* _SHORT EXERCISE_:
Copy each line where the word "this" occurs.

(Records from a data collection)
□ □ □ □ □ □ □
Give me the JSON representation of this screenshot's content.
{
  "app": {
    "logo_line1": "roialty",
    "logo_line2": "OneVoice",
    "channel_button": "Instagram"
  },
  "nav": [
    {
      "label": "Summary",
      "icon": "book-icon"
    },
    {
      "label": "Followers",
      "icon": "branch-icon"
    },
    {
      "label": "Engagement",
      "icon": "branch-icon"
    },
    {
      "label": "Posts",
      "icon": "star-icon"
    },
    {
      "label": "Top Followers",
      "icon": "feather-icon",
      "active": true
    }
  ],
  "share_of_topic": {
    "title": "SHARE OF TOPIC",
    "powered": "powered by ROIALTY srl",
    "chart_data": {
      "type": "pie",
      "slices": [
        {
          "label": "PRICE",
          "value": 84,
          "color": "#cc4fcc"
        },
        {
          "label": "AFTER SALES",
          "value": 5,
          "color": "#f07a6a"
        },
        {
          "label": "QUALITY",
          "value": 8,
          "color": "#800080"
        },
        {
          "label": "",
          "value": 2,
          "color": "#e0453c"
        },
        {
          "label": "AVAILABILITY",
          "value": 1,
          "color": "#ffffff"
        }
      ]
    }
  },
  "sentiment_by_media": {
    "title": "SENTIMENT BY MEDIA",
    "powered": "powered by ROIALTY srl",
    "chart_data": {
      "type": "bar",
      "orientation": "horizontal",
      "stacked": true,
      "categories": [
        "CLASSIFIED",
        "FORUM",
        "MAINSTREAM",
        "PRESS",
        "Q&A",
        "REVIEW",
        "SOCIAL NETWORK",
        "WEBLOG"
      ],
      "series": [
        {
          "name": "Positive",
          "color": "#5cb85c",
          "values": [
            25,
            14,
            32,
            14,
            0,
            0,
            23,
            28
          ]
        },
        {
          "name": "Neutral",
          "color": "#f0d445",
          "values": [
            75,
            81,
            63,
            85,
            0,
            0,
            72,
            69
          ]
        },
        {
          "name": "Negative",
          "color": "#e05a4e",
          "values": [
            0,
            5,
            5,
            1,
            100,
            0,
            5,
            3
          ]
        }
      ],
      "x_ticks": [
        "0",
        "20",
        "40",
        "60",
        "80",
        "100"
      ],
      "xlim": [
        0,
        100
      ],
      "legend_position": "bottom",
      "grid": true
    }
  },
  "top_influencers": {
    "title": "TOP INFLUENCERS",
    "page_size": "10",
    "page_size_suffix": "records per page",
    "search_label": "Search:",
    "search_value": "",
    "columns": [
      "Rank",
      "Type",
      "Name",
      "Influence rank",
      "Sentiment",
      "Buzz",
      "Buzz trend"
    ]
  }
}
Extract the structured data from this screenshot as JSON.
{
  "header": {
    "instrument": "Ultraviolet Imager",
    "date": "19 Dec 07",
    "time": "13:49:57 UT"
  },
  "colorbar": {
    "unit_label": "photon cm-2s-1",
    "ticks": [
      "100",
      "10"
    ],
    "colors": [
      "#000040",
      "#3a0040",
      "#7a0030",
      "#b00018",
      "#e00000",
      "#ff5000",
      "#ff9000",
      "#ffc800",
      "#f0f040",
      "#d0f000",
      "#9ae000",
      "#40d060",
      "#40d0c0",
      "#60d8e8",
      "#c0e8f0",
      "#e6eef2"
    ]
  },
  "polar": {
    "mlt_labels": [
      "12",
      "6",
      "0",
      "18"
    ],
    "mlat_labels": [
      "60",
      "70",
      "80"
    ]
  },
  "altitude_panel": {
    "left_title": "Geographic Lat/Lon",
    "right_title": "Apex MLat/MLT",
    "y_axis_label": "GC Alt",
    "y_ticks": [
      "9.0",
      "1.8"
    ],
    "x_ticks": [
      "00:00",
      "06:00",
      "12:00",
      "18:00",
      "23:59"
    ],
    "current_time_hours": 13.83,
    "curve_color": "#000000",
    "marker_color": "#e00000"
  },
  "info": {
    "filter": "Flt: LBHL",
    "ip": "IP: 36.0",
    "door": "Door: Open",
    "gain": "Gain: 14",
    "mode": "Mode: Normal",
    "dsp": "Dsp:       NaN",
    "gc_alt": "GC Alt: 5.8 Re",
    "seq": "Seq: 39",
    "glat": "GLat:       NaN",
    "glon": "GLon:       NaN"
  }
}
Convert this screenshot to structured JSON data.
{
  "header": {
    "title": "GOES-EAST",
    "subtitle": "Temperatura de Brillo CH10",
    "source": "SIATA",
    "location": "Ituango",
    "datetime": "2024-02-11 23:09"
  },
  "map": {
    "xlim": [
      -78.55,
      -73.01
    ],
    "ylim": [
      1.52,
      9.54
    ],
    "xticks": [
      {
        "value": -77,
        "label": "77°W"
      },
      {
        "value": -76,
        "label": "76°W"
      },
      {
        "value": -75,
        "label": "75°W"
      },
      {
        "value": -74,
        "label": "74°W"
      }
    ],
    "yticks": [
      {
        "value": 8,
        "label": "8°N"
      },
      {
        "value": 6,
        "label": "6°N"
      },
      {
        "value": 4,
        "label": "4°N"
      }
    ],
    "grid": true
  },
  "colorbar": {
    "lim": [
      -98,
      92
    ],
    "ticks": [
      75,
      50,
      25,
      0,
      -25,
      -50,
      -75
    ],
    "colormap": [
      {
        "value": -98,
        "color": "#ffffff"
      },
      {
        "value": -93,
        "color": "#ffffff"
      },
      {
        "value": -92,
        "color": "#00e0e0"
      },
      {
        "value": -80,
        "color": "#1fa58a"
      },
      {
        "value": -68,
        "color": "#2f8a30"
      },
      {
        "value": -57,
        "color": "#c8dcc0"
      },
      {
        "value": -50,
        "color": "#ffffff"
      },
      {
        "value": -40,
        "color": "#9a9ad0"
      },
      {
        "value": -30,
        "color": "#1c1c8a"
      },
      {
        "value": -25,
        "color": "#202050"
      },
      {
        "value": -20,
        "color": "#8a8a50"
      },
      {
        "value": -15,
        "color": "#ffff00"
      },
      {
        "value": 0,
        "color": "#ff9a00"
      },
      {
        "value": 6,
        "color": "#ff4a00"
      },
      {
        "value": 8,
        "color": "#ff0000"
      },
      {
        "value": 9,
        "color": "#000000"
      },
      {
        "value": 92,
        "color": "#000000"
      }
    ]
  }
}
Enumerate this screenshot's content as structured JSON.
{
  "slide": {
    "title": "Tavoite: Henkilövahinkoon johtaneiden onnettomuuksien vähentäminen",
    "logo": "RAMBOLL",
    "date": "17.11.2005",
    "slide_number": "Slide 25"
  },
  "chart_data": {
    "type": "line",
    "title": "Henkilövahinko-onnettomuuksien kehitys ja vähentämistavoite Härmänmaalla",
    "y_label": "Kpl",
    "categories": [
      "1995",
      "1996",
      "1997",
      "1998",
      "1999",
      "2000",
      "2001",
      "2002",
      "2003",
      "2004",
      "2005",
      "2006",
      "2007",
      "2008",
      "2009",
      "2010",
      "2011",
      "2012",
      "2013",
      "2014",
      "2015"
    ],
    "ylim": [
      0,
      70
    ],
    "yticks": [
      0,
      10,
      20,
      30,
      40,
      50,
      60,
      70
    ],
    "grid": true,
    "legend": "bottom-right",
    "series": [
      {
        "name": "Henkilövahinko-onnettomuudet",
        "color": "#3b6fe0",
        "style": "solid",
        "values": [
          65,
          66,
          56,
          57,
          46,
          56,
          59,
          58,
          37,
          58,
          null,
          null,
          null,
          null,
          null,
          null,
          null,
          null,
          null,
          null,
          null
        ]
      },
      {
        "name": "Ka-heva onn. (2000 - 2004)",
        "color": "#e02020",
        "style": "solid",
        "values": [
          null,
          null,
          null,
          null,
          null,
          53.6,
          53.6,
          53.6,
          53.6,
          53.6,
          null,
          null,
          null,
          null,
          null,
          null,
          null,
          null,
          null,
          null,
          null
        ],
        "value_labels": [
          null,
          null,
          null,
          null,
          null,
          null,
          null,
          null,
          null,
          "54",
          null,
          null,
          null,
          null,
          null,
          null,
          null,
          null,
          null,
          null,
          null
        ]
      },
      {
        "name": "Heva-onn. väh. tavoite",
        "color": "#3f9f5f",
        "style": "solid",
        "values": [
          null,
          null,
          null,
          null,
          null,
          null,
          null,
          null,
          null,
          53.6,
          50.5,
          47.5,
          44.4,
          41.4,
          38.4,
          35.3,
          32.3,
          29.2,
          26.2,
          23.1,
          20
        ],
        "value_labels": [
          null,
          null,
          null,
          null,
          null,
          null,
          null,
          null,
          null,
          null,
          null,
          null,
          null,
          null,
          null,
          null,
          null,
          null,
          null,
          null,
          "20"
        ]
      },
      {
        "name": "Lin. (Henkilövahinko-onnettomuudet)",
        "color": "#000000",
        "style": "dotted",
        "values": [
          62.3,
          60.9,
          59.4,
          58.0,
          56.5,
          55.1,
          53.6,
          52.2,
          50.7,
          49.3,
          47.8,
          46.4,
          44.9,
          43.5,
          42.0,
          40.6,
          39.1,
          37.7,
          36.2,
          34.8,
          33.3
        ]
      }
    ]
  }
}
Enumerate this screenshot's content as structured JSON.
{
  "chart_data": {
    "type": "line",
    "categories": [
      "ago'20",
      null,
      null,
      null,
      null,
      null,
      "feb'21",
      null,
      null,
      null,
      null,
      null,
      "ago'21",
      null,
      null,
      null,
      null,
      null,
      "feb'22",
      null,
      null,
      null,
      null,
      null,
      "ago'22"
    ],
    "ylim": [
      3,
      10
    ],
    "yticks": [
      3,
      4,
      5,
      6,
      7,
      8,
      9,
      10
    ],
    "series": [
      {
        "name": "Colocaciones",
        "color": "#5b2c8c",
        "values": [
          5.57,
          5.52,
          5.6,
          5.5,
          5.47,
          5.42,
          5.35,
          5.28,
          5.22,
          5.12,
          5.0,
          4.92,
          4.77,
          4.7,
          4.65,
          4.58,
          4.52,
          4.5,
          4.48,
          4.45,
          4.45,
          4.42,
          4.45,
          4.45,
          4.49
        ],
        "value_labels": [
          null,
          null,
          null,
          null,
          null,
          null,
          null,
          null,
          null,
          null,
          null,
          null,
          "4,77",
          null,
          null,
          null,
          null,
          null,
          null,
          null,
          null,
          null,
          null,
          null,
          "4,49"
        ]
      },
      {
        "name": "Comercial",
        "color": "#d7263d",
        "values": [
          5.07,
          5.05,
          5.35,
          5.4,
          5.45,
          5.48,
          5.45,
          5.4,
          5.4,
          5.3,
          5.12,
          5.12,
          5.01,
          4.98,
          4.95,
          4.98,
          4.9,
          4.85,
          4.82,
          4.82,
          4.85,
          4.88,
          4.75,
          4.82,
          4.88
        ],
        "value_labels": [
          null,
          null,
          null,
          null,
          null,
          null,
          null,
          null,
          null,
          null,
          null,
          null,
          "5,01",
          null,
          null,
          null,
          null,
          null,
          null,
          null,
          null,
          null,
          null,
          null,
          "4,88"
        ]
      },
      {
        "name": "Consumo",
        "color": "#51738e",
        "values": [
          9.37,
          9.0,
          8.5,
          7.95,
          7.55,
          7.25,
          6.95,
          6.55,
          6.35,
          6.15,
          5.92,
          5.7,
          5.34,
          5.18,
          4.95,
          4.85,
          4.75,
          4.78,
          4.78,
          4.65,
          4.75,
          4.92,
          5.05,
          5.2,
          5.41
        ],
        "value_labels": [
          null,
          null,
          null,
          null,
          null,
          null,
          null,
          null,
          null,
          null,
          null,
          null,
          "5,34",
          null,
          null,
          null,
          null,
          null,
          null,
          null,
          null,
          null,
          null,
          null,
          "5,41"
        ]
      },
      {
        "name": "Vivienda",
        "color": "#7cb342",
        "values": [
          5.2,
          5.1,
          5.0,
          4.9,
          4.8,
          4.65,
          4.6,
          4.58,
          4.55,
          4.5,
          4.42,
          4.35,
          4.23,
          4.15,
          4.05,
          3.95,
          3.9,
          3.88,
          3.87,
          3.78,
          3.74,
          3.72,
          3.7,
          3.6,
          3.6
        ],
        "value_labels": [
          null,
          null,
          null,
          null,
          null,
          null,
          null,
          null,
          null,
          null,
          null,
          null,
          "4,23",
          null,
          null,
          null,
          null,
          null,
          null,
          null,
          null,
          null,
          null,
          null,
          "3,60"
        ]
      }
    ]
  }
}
□ □ □ □ □ □ □
* _COMPLETED TASK_:
Give me the JSON representation of this screenshot's content.
Extract the structured data from this screenshot as JSON.
Convert this screenshot to structured JSON data.
Enumerate this screenshot's content as structured JSON.
Enumerate this screenshot's content as structured JSON.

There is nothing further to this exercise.